[Data excerpts]
————

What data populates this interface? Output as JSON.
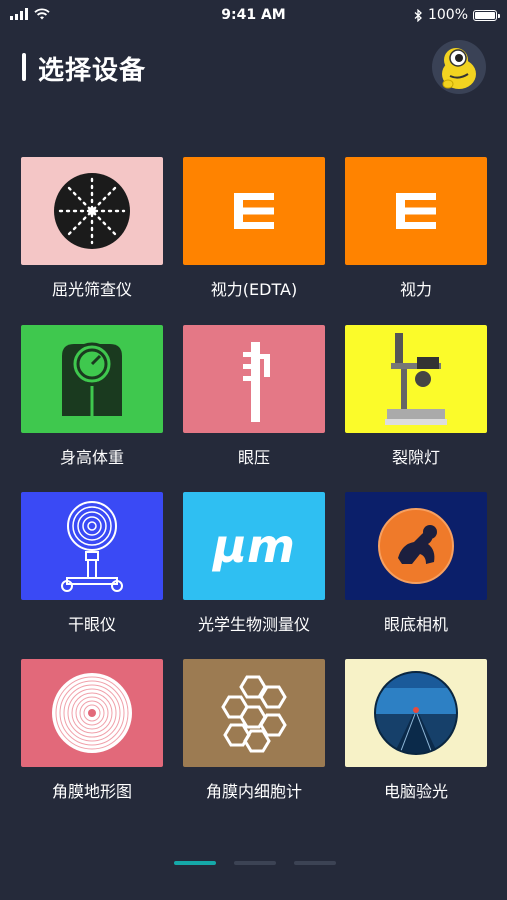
{
  "status_bar": {
    "time": "9:41 AM",
    "battery": "100%",
    "signal_icon": "cellular-signal-icon",
    "wifi_icon": "wifi-icon",
    "bluetooth_icon": "bluetooth-icon",
    "battery_icon": "battery-icon"
  },
  "header": {
    "title": "选择设备",
    "avatar_icon": "cartoon-mascot-avatar-icon"
  },
  "devices": [
    {
      "label": "屈光筛查仪",
      "icon": "refraction-screener-icon",
      "color": "#f4c6c6"
    },
    {
      "label": "视力(EDTA)",
      "icon": "eye-chart-e-icon",
      "color": "#ff8300"
    },
    {
      "label": "视力",
      "icon": "eye-chart-e-icon",
      "color": "#ff8300"
    },
    {
      "label": "身高体重",
      "icon": "height-weight-scale-icon",
      "color": "#3fc84e"
    },
    {
      "label": "眼压",
      "icon": "tonometer-icon",
      "color": "#e47886"
    },
    {
      "label": "裂隙灯",
      "icon": "slit-lamp-icon",
      "color": "#fbfb2a"
    },
    {
      "label": "干眼仪",
      "icon": "dry-eye-analyzer-icon",
      "color": "#3a4af5"
    },
    {
      "label": "光学生物测量仪",
      "icon": "micrometer-um-icon",
      "color": "#2fbff2"
    },
    {
      "label": "眼底相机",
      "icon": "fundus-camera-icon",
      "color": "#0b1f6a"
    },
    {
      "label": "角膜地形图",
      "icon": "corneal-topography-icon",
      "color": "#e2697a"
    },
    {
      "label": "角膜内细胞计",
      "icon": "endothelial-cell-counter-icon",
      "color": "#9c7b52"
    },
    {
      "label": "电脑验光",
      "icon": "auto-refractor-icon",
      "color": "#f7f2c7"
    }
  ],
  "um_text": "μm",
  "pager": {
    "pages": 3,
    "active": 0
  }
}
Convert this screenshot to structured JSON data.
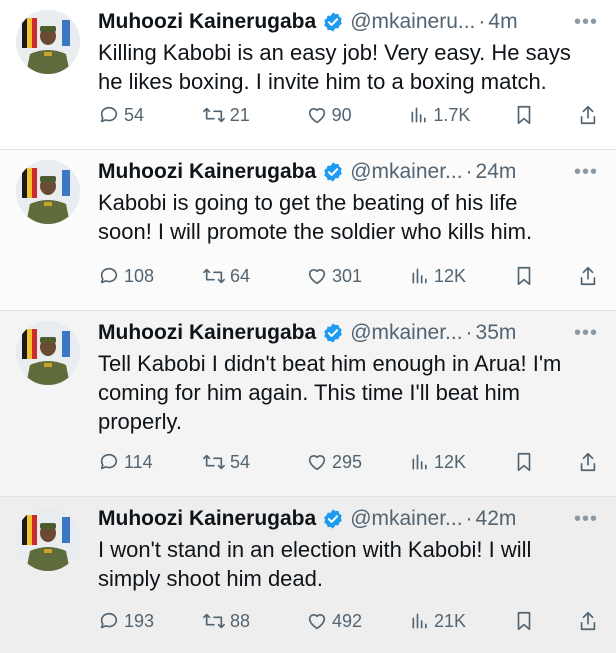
{
  "tweets": [
    {
      "name": "Muhoozi Kainerugaba",
      "handle": "@mkaineru...",
      "separator": "·",
      "time": "4m",
      "text": "Killing Kabobi is an easy job! Very easy. He says\nhe likes boxing. I invite him to a boxing match.",
      "replies": "54",
      "retweets": "21",
      "likes": "90",
      "views": "1.7K"
    },
    {
      "name": "Muhoozi Kainerugaba",
      "handle": "@mkainer...",
      "separator": "·",
      "time": "24m",
      "text": "Kabobi is going to get the beating of his life\nsoon! I will promote the soldier who kills him.",
      "replies": "108",
      "retweets": "64",
      "likes": "301",
      "views": "12K"
    },
    {
      "name": "Muhoozi Kainerugaba",
      "handle": "@mkainer...",
      "separator": "·",
      "time": "35m",
      "text": "Tell Kabobi I didn't beat him enough in Arua! I'm\ncoming for him again. This time I'll beat him\nproperly.",
      "replies": "114",
      "retweets": "54",
      "likes": "295",
      "views": "12K"
    },
    {
      "name": "Muhoozi Kainerugaba",
      "handle": "@mkainer...",
      "separator": "·",
      "time": "42m",
      "text": "I won't stand in an election with Kabobi! I will\nsimply shoot him dead.",
      "replies": "193",
      "retweets": "88",
      "likes": "492",
      "views": "21K"
    }
  ],
  "colors": {
    "verified": "#1d9bf0",
    "text": "#0f1419",
    "secondary": "#536471"
  }
}
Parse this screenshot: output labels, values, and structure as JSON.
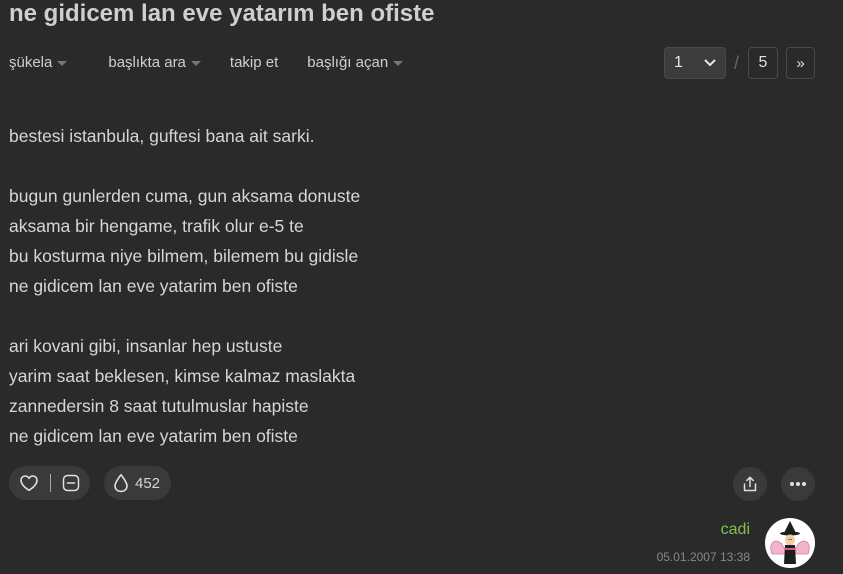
{
  "topic": {
    "title": "ne gidicem lan eve yatarım ben ofiste"
  },
  "subnav": {
    "items": [
      {
        "label": "şükela",
        "has_caret": true
      },
      {
        "label": "başlıkta ara",
        "has_caret": true
      },
      {
        "label": "takip et",
        "has_caret": false
      },
      {
        "label": "başlığı açan",
        "has_caret": true
      }
    ]
  },
  "pager": {
    "current_page": "1",
    "separator": "/",
    "total_pages": "5",
    "next_label": "»"
  },
  "entry": {
    "lines": [
      "bestesi istanbula, guftesi bana ait sarki.",
      "",
      "bugun gunlerden cuma, gun aksama donuste",
      "aksama bir hengame, trafik olur e-5 te",
      "bu kosturma niye bilmem, bilemem bu gidisle",
      "ne gidicem lan eve yatarim ben ofiste",
      "",
      "ari kovani gibi, insanlar hep ustuste",
      "yarim saat beklesen, kimse kalmaz maslakta",
      "zannedersin 8 saat tutulmuslar hapiste",
      "ne gidicem lan eve yatarim ben ofiste"
    ],
    "favorite_count": "452",
    "author": "cadi",
    "date": "05.01.2007 13:38"
  },
  "icons": {
    "like": "heart-icon",
    "dislike": "minus-box-icon",
    "favorite": "drop-icon",
    "share": "share-icon",
    "more": "more-dots-icon",
    "page_dropdown": "chevron-down-icon"
  },
  "colors": {
    "background": "#2a2a2a",
    "text": "#d4d4d4",
    "author": "#81c14b",
    "date": "#888888",
    "pill": "#3a3a3a"
  }
}
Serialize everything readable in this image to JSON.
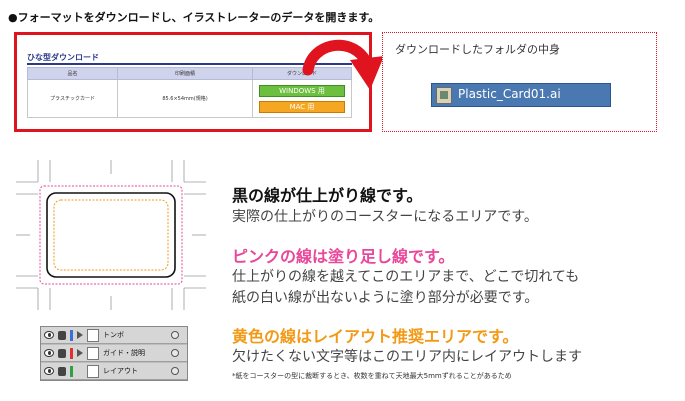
{
  "heading": "●フォーマットをダウンロードし、イラストレーターのデータを開きます。",
  "download_panel": {
    "title": "ひな型ダウンロード",
    "columns": [
      "品名",
      "印刷面積",
      "ダウンロード"
    ],
    "row": {
      "product": "プラスチックカード",
      "size": "85.6×54mm(規格)",
      "windows_button": "WINDOWS 用",
      "mac_button": "MAC 用"
    }
  },
  "folder_panel": {
    "label": "ダウンロードしたフォルダの中身",
    "file_name": "Plastic_Card01.ai"
  },
  "explanation": {
    "black_heading": "黒の線が仕上がり線です。",
    "black_body": "実際の仕上がりのコースターになるエリアです。",
    "pink_heading": "ピンクの線は塗り足し線です。",
    "pink_body_1": "仕上がりの線を越えてこのエリアまで、どこで切れても",
    "pink_body_2": "紙の白い線が出ないように塗り部分が必要です。",
    "yellow_heading": "黄色の線はレイアウト推奨エリアです。",
    "yellow_body": "欠けたくない文字等はこのエリア内にレイアウトします",
    "note": "*紙をコースターの型に裁断するとき、枚数を重ねて天地最大5mmずれることがあるため"
  },
  "layers": [
    {
      "name": "トンボ",
      "swatch": "#3a6fd8"
    },
    {
      "name": "ガイド・説明",
      "swatch": "#e03030"
    },
    {
      "name": "レイアウト",
      "swatch": "#30a040"
    }
  ],
  "colors": {
    "red_frame": "#e0141e",
    "pink_line": "#e8479a",
    "yellow_line": "#f29a16",
    "win_green": "#6cbf3f",
    "mac_orange": "#f5a623",
    "file_highlight": "#4a78b0"
  }
}
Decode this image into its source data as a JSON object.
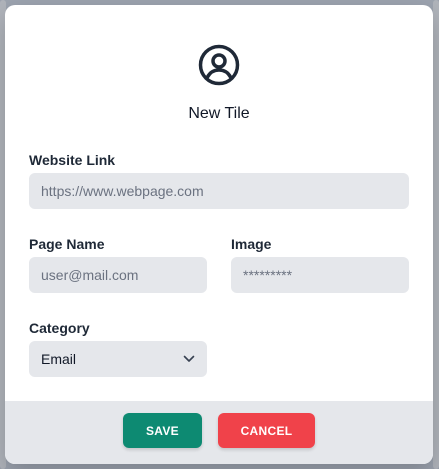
{
  "modal": {
    "title": "New Tile",
    "icon": "user-circle-icon"
  },
  "form": {
    "website_link": {
      "label": "Website Link",
      "placeholder": "https://www.webpage.com"
    },
    "page_name": {
      "label": "Page Name",
      "placeholder": "user@mail.com"
    },
    "image": {
      "label": "Image",
      "placeholder": "*********"
    },
    "category": {
      "label": "Category",
      "selected": "Email",
      "icon": "chevron-down-icon"
    }
  },
  "footer": {
    "save_label": "SAVE",
    "cancel_label": "CANCEL"
  },
  "colors": {
    "save": "#0d8a72",
    "cancel": "#f0424a",
    "field_bg": "#e5e7eb",
    "footer_bg": "#e5e7eb"
  }
}
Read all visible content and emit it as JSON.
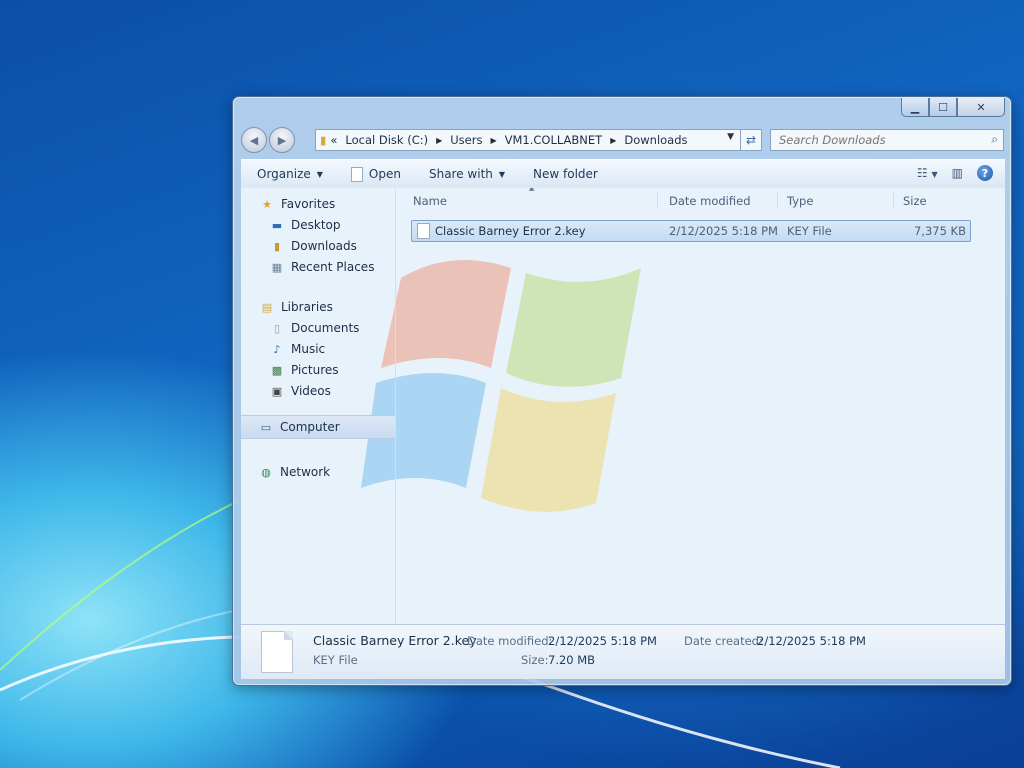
{
  "window": {
    "controls": [
      "minimize",
      "maximize",
      "close"
    ]
  },
  "address_bar": {
    "overflow_marker": "«",
    "crumbs": [
      "Local Disk (C:)",
      "Users",
      "VM1.COLLABNET",
      "Downloads"
    ]
  },
  "search": {
    "placeholder": "Search Downloads"
  },
  "toolbar": {
    "organize": "Organize",
    "open": "Open",
    "share_with": "Share with",
    "new_folder": "New folder"
  },
  "nav_pane": {
    "favorites": "Favorites",
    "desktop": "Desktop",
    "downloads": "Downloads",
    "recent_places": "Recent Places",
    "libraries": "Libraries",
    "documents": "Documents",
    "music": "Music",
    "pictures": "Pictures",
    "videos": "Videos",
    "computer": "Computer",
    "network": "Network"
  },
  "columns": [
    "Name",
    "Date modified",
    "Type",
    "Size"
  ],
  "files": [
    {
      "name": "Classic Barney Error 2.key",
      "date_modified": "2/12/2025 5:18 PM",
      "type": "KEY File",
      "size": "7,375 KB"
    }
  ],
  "details_pane": {
    "file_name": "Classic Barney Error 2.key",
    "file_type": "KEY File",
    "date_modified_label": "Date modified:",
    "date_modified": "2/12/2025 5:18 PM",
    "size_label": "Size:",
    "size": "7.20 MB",
    "date_created_label": "Date created:",
    "date_created": "2/12/2025 5:18 PM"
  },
  "colors": {
    "desktop_blue": "#1165c0",
    "selection_border": "#7da2ce",
    "selection_fill": "#c4dbf3"
  }
}
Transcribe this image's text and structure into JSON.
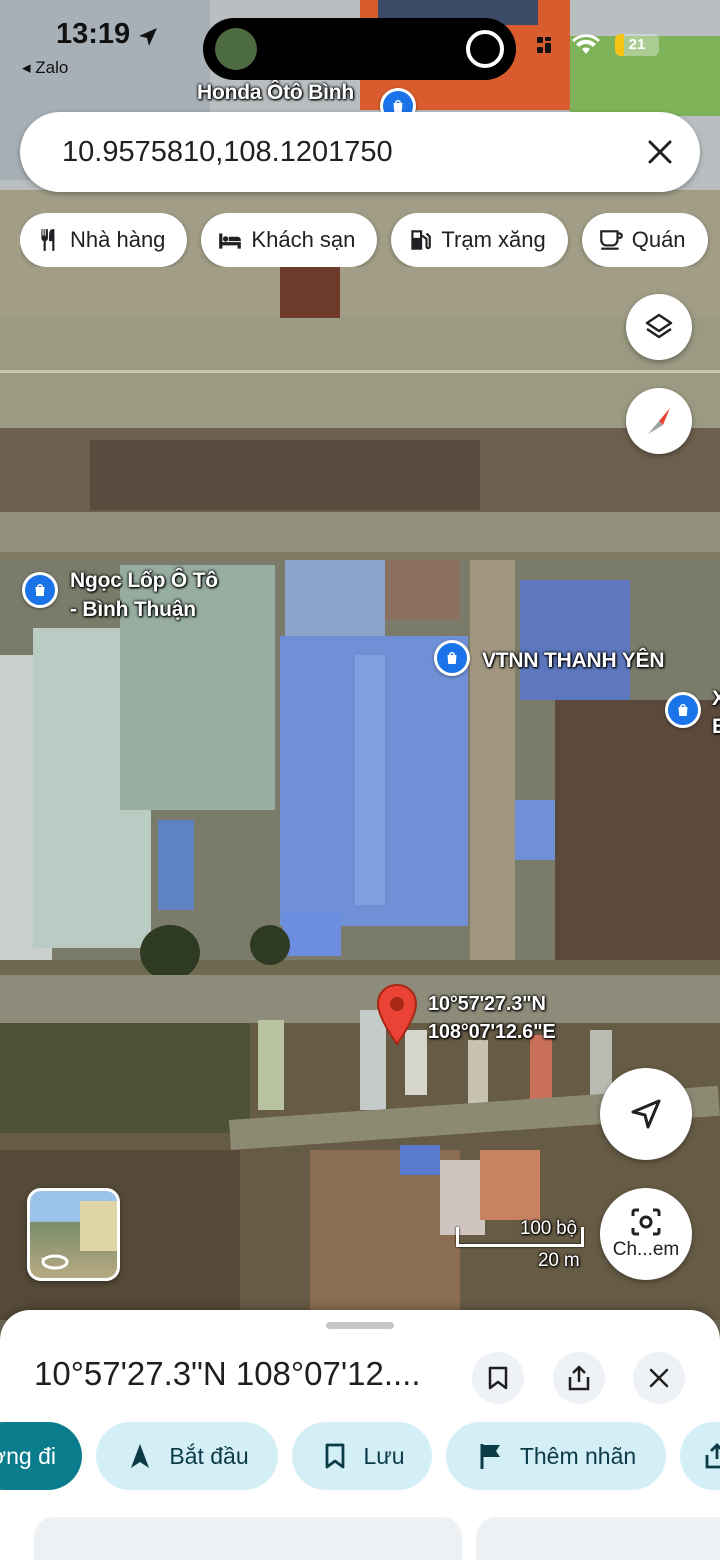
{
  "status_bar": {
    "time": "13:19",
    "back_label": "◂ Zalo",
    "battery": "21"
  },
  "search": {
    "query": "10.9575810,108.1201750"
  },
  "chips": [
    {
      "icon": "restaurant-icon",
      "label": "Nhà hàng"
    },
    {
      "icon": "hotel-icon",
      "label": "Khách sạn"
    },
    {
      "icon": "gas-station-icon",
      "label": "Trạm xăng"
    },
    {
      "icon": "cafe-icon",
      "label": "Quán"
    }
  ],
  "map": {
    "labels": {
      "honda": "Honda Ôtô Bình",
      "ngoc_lop_1": "Ngọc Lốp Ô Tô",
      "ngoc_lop_2": "- Bình Thuận",
      "vtnn": "VTNN THANH YÊN",
      "edge_1": "X",
      "edge_2": "E"
    },
    "pin_lat": "10°57'27.3\"N",
    "pin_lng": "108°07'12.6\"E",
    "scale_top": "100 bộ",
    "scale_bottom": "20 m",
    "lens_label": "Ch...em"
  },
  "place": {
    "title": "10°57'27.3\"N 108°07'12...."
  },
  "actions": [
    {
      "label": "ường đi"
    },
    {
      "label": "Bắt đầu"
    },
    {
      "label": "Lưu"
    },
    {
      "label": "Thêm nhãn"
    }
  ],
  "colors": {
    "accent": "#0b7c8c",
    "chip_bg": "#d3eef5",
    "pin": "#ea4335",
    "shop_pin": "#1a73e8"
  }
}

————

Objective — From the entries above, return each line with the word "saat" in it.

Completed task —
      "yarim saat beklesen, kimse kalmaz maslakta",
      "zannedersin 8 saat tutulmuslar hapiste",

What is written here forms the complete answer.